(Element box records)
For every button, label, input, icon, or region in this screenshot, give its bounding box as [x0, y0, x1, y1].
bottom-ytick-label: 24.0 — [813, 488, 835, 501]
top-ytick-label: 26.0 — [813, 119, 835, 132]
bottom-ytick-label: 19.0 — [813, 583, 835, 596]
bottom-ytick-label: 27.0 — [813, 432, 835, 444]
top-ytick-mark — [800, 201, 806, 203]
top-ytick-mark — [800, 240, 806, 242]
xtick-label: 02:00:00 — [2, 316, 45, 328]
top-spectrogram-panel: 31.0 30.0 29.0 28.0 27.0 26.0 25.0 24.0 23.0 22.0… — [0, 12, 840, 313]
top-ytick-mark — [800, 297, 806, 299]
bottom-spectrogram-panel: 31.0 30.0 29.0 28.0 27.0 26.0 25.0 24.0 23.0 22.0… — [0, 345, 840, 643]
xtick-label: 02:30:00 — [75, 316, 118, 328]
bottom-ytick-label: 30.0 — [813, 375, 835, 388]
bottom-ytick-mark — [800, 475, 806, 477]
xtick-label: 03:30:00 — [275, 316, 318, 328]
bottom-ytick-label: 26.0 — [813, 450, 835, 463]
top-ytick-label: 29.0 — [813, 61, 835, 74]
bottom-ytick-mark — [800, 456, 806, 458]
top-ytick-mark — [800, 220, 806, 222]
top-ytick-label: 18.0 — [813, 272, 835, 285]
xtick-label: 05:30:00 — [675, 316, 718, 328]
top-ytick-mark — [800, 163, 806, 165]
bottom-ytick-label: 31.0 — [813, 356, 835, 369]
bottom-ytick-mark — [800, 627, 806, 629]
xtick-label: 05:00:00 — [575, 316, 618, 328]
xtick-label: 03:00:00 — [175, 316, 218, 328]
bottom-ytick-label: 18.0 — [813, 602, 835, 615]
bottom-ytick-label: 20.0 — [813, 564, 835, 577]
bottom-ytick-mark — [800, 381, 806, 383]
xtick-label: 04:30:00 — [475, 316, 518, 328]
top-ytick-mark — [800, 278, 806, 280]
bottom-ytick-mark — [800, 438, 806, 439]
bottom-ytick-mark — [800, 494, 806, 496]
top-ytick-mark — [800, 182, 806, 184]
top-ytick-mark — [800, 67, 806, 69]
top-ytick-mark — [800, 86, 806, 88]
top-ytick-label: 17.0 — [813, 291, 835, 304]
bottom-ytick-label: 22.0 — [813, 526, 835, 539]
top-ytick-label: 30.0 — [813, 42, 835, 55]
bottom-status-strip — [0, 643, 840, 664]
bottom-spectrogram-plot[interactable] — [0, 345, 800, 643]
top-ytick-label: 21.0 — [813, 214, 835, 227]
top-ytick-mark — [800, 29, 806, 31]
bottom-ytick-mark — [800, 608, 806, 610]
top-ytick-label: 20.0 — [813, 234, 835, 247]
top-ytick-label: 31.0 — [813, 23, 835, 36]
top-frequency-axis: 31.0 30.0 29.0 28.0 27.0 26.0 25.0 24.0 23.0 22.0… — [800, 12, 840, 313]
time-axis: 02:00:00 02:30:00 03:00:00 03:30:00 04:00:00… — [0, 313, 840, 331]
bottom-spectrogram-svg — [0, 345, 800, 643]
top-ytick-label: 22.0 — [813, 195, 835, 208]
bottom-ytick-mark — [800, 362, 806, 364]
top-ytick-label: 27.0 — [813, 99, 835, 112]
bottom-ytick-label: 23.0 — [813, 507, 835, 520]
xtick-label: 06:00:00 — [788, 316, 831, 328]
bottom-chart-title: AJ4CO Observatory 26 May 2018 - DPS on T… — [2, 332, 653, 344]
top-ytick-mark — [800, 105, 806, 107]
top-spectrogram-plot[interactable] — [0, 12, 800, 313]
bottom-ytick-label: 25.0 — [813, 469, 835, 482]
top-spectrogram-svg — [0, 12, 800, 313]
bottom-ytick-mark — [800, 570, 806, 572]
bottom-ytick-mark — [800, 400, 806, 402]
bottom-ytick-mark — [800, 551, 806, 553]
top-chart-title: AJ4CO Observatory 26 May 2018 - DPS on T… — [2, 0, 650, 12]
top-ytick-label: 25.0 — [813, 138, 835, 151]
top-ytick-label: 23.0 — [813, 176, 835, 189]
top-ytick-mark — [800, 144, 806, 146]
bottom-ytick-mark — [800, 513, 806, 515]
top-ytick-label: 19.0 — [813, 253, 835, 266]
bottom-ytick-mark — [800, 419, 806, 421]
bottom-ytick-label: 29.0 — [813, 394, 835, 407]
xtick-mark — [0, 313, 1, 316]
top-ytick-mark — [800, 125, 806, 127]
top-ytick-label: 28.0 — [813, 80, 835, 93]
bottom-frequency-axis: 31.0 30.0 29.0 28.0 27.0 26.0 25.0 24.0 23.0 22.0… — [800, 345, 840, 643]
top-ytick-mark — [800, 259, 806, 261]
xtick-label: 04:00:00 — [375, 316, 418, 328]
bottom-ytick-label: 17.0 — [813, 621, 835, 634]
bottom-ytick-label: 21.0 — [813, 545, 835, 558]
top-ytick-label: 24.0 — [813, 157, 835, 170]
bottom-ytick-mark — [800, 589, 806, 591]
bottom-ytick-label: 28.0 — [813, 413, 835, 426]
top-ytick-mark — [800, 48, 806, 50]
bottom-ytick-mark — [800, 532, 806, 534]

- _Your goal_
Write out the whole listing above again line for line, with each entry left unchanged.

- _Result for this task_
For every button, label, input, icon, or region in this screenshot, give its bounding box as [x0, y0, x1, y1].
bottom-ytick-label: 24.0 — [813, 488, 835, 501]
top-ytick-label: 26.0 — [813, 119, 835, 132]
bottom-ytick-label: 19.0 — [813, 583, 835, 596]
bottom-ytick-label: 27.0 — [813, 432, 835, 444]
top-ytick-mark — [800, 201, 806, 203]
top-ytick-mark — [800, 240, 806, 242]
xtick-label: 02:00:00 — [2, 316, 45, 328]
top-spectrogram-panel: 31.0 30.0 29.0 28.0 27.0 26.0 25.0 24.0 23.0 22.0… — [0, 12, 840, 313]
top-ytick-mark — [800, 297, 806, 299]
bottom-spectrogram-panel: 31.0 30.0 29.0 28.0 27.0 26.0 25.0 24.0 23.0 22.0… — [0, 345, 840, 643]
xtick-label: 02:30:00 — [75, 316, 118, 328]
bottom-ytick-label: 30.0 — [813, 375, 835, 388]
bottom-ytick-mark — [800, 475, 806, 477]
xtick-label: 03:30:00 — [275, 316, 318, 328]
bottom-ytick-label: 26.0 — [813, 450, 835, 463]
top-ytick-label: 29.0 — [813, 61, 835, 74]
bottom-ytick-mark — [800, 456, 806, 458]
top-ytick-mark — [800, 220, 806, 222]
top-ytick-label: 18.0 — [813, 272, 835, 285]
xtick-label: 05:30:00 — [675, 316, 718, 328]
top-ytick-mark — [800, 163, 806, 165]
bottom-ytick-label: 31.0 — [813, 356, 835, 369]
bottom-ytick-mark — [800, 627, 806, 629]
xtick-label: 05:00:00 — [575, 316, 618, 328]
xtick-label: 03:00:00 — [175, 316, 218, 328]
bottom-ytick-label: 18.0 — [813, 602, 835, 615]
bottom-ytick-label: 20.0 — [813, 564, 835, 577]
bottom-ytick-mark — [800, 381, 806, 383]
xtick-label: 04:30:00 — [475, 316, 518, 328]
top-ytick-mark — [800, 278, 806, 280]
bottom-ytick-mark — [800, 438, 806, 439]
bottom-ytick-mark — [800, 494, 806, 496]
top-ytick-mark — [800, 182, 806, 184]
top-ytick-mark — [800, 67, 806, 69]
top-ytick-mark — [800, 86, 806, 88]
top-ytick-label: 17.0 — [813, 291, 835, 304]
bottom-ytick-label: 22.0 — [813, 526, 835, 539]
top-ytick-label: 30.0 — [813, 42, 835, 55]
bottom-status-strip — [0, 643, 840, 664]
bottom-spectrogram-plot[interactable] — [0, 345, 800, 643]
top-ytick-label: 21.0 — [813, 214, 835, 227]
top-ytick-mark — [800, 29, 806, 31]
bottom-ytick-mark — [800, 608, 806, 610]
top-ytick-label: 20.0 — [813, 234, 835, 247]
top-ytick-label: 31.0 — [813, 23, 835, 36]
top-frequency-axis: 31.0 30.0 29.0 28.0 27.0 26.0 25.0 24.0 23.0 22.0… — [800, 12, 840, 313]
time-axis: 02:00:00 02:30:00 03:00:00 03:30:00 04:00:00… — [0, 313, 840, 331]
bottom-spectrogram-svg — [0, 345, 800, 643]
top-ytick-label: 22.0 — [813, 195, 835, 208]
bottom-ytick-mark — [800, 362, 806, 364]
top-ytick-label: 27.0 — [813, 99, 835, 112]
bottom-ytick-label: 23.0 — [813, 507, 835, 520]
xtick-label: 06:00:00 — [788, 316, 831, 328]
bottom-chart-title: AJ4CO Observatory 26 May 2018 - DPS on T… — [2, 332, 653, 344]
top-ytick-mark — [800, 105, 806, 107]
top-spectrogram-plot[interactable] — [0, 12, 800, 313]
bottom-ytick-label: 25.0 — [813, 469, 835, 482]
top-spectrogram-svg — [0, 12, 800, 313]
bottom-ytick-mark — [800, 570, 806, 572]
bottom-ytick-mark — [800, 400, 806, 402]
bottom-ytick-mark — [800, 551, 806, 553]
top-chart-title: AJ4CO Observatory 26 May 2018 - DPS on T… — [2, 0, 650, 12]
top-ytick-label: 25.0 — [813, 138, 835, 151]
top-ytick-label: 23.0 — [813, 176, 835, 189]
top-ytick-mark — [800, 144, 806, 146]
bottom-ytick-mark — [800, 513, 806, 515]
top-ytick-label: 19.0 — [813, 253, 835, 266]
bottom-ytick-mark — [800, 419, 806, 421]
bottom-ytick-label: 29.0 — [813, 394, 835, 407]
xtick-mark — [0, 313, 1, 316]
top-ytick-mark — [800, 125, 806, 127]
top-ytick-label: 28.0 — [813, 80, 835, 93]
bottom-frequency-axis: 31.0 30.0 29.0 28.0 27.0 26.0 25.0 24.0 23.0 22.0… — [800, 345, 840, 643]
top-ytick-mark — [800, 259, 806, 261]
xtick-label: 04:00:00 — [375, 316, 418, 328]
bottom-ytick-label: 17.0 — [813, 621, 835, 634]
bottom-ytick-label: 21.0 — [813, 545, 835, 558]
top-ytick-label: 24.0 — [813, 157, 835, 170]
bottom-ytick-mark — [800, 589, 806, 591]
bottom-ytick-label: 28.0 — [813, 413, 835, 426]
top-ytick-mark — [800, 48, 806, 50]
bottom-ytick-mark — [800, 532, 806, 534]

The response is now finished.